■ **WORK TO COMPLETE**:
Gather every line that includes the word "Dobo", please.

>> BEGIN DATA TO USE

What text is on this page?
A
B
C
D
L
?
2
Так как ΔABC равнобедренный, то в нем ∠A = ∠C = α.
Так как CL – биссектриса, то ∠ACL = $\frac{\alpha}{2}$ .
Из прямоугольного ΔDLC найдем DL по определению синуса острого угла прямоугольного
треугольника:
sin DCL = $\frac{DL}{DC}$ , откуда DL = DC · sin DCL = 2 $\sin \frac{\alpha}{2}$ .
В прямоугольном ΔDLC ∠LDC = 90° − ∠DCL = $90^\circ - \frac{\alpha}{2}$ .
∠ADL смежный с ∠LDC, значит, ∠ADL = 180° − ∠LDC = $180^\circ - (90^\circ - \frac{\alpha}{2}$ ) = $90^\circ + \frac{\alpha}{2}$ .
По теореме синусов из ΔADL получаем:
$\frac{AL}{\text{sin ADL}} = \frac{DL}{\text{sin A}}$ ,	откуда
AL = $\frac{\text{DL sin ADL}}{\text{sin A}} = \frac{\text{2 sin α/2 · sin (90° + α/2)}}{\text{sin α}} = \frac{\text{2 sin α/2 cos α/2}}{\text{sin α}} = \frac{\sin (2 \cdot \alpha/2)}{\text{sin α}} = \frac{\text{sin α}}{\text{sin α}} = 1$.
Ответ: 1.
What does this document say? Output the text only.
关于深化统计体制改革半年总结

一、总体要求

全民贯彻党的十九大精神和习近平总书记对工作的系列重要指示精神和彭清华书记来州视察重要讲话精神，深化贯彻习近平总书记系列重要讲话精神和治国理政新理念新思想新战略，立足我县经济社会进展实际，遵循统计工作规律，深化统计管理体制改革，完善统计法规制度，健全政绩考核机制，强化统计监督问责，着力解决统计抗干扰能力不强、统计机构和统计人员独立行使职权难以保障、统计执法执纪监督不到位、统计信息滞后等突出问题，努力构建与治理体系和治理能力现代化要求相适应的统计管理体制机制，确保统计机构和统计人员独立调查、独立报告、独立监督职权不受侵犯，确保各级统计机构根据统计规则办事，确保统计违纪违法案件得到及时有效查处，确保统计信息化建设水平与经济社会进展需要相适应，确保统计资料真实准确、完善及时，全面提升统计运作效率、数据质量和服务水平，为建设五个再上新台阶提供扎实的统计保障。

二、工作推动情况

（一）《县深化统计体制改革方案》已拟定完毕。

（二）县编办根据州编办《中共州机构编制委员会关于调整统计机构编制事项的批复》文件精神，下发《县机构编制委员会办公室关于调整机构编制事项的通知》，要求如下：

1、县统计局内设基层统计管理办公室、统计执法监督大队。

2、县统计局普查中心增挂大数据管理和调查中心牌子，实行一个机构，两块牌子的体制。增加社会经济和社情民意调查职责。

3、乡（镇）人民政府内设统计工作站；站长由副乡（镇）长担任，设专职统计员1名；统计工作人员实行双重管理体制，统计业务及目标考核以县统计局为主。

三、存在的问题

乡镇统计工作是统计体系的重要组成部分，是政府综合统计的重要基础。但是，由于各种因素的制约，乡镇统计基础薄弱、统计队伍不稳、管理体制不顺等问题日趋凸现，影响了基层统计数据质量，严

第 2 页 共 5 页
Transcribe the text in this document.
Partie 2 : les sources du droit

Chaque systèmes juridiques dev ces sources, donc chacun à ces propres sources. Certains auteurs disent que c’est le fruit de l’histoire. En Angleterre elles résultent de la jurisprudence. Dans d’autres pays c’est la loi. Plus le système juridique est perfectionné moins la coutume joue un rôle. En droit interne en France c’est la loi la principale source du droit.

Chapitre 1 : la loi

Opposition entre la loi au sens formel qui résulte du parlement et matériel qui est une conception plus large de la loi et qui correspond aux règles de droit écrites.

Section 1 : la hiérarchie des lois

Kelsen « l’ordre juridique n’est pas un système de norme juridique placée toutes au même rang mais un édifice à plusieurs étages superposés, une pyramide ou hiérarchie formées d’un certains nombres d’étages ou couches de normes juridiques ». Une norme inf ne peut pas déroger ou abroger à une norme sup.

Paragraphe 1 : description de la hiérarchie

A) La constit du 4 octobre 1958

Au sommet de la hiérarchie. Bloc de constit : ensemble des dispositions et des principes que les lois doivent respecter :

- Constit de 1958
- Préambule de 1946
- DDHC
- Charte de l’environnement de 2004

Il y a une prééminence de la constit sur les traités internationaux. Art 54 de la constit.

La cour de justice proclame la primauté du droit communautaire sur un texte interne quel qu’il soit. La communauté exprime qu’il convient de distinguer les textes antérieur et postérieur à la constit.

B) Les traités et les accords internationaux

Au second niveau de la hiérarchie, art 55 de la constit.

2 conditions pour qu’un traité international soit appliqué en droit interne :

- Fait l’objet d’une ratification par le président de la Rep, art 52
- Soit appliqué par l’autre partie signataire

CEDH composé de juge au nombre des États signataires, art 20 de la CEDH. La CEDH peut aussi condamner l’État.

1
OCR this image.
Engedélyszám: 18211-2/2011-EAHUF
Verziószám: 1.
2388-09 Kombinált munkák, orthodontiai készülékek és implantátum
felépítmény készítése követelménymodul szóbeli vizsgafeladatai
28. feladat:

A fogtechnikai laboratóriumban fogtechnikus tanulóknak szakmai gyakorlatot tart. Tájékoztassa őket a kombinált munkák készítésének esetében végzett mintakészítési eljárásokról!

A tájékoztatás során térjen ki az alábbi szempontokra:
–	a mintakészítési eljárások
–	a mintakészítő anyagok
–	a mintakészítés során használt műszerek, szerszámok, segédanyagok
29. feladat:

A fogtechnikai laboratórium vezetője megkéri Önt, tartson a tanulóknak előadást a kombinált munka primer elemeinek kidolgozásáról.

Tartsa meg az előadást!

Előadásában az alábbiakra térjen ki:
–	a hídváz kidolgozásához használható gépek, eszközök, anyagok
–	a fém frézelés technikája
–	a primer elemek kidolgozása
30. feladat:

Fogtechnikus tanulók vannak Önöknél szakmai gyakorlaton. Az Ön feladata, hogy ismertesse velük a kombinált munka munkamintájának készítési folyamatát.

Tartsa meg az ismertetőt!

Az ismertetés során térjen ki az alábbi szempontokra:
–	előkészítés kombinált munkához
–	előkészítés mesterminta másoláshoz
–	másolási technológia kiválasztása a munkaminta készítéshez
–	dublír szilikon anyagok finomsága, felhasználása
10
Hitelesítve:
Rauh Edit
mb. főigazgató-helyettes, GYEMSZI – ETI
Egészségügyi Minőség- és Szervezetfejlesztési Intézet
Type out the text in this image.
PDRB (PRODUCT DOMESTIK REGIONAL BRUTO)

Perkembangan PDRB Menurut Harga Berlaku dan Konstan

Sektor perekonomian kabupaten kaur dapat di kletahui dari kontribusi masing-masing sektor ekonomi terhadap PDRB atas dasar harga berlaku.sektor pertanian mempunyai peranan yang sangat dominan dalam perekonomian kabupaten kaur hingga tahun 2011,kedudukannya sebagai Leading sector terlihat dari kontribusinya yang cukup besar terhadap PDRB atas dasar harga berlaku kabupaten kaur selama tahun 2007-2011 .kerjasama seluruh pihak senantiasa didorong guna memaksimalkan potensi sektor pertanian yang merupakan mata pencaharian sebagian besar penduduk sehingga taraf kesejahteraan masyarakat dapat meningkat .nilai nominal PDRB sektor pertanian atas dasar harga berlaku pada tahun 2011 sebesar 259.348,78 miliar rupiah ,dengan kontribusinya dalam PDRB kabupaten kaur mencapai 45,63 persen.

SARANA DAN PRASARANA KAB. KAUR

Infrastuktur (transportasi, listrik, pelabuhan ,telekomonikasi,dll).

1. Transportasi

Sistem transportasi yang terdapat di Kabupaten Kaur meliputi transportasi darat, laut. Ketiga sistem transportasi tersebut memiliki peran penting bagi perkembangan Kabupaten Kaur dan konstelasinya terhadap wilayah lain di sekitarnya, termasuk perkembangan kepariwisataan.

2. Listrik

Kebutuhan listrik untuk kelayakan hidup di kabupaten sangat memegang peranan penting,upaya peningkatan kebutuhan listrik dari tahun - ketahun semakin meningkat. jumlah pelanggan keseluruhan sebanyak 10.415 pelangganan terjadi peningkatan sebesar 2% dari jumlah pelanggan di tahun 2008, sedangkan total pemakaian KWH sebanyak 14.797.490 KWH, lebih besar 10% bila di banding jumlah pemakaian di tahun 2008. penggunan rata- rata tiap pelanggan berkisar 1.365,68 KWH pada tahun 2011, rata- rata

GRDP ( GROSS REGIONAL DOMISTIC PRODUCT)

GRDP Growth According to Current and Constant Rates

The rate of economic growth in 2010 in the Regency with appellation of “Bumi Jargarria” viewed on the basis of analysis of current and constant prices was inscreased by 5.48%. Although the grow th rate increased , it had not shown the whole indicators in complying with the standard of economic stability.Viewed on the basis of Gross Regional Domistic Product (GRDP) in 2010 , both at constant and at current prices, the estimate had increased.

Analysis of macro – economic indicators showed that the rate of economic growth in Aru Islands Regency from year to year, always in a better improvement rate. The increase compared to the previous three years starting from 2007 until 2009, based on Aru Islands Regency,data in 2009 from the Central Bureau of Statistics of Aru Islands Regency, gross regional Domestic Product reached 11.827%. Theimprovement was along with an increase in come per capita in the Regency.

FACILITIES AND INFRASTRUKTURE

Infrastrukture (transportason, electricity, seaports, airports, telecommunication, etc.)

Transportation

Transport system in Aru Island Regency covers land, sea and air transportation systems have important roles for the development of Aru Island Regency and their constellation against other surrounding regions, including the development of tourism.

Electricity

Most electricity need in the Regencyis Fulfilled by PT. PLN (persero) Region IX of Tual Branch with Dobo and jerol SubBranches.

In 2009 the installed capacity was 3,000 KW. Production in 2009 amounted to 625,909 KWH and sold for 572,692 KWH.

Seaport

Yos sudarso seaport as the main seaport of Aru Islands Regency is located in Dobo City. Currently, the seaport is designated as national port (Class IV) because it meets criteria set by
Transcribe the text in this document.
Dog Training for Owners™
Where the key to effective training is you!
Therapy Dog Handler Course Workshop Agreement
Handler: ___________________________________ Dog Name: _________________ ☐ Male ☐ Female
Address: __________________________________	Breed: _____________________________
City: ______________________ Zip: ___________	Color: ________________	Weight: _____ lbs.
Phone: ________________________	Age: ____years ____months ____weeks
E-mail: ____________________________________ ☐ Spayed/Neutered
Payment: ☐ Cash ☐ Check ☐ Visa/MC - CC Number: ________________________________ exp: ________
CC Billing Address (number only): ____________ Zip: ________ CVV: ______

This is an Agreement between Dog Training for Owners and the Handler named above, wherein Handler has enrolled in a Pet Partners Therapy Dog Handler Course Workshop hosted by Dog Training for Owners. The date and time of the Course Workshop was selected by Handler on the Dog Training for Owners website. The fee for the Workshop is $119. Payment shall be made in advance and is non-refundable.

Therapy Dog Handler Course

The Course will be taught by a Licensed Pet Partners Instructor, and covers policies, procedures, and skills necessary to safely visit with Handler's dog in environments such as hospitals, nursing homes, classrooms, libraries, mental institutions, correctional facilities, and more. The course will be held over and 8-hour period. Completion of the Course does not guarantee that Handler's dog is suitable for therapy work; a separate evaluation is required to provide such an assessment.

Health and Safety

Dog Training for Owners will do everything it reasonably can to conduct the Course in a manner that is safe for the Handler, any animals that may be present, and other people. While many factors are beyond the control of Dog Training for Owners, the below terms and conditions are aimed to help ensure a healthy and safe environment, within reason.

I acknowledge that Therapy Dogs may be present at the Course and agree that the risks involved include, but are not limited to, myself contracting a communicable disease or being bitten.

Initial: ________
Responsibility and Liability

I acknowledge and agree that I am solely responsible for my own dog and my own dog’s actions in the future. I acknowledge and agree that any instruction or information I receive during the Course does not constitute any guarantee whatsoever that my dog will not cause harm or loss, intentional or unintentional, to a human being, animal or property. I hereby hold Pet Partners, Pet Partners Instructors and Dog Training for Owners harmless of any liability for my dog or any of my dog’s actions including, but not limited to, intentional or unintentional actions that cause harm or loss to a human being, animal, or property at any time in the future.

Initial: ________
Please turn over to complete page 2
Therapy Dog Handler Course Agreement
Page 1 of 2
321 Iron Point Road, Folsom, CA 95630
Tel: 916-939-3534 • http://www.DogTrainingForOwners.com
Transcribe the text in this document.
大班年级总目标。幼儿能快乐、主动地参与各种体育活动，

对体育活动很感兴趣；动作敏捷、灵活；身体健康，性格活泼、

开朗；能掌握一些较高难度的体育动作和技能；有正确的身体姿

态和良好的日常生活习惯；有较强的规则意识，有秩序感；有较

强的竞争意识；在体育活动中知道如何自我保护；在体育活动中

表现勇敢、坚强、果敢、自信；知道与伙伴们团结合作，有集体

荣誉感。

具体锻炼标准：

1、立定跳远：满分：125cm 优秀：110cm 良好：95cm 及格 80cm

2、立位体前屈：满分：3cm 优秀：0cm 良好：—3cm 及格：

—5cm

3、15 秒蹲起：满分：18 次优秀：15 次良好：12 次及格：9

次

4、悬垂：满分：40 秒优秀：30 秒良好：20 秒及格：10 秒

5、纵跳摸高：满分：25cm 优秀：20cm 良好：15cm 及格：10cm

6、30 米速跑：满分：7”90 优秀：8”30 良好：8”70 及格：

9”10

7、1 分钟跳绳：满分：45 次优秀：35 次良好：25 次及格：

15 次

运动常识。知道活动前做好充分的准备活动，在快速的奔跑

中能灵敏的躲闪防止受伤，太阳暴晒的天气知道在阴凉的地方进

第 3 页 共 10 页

>> END DATA TO USE

■ **EXERCISE OUTPUT**:
Most electricity need in the Regencyis Fulfilled by PT. PLN (persero) Region IX of Tual Branch with Dobo and jerol SubBranches.
Yos sudarso seaport as the main seaport of Aru Islands Regency is located in Dobo City. Currently, the seaport is designated as national port (Class IV) because it meets criteria set by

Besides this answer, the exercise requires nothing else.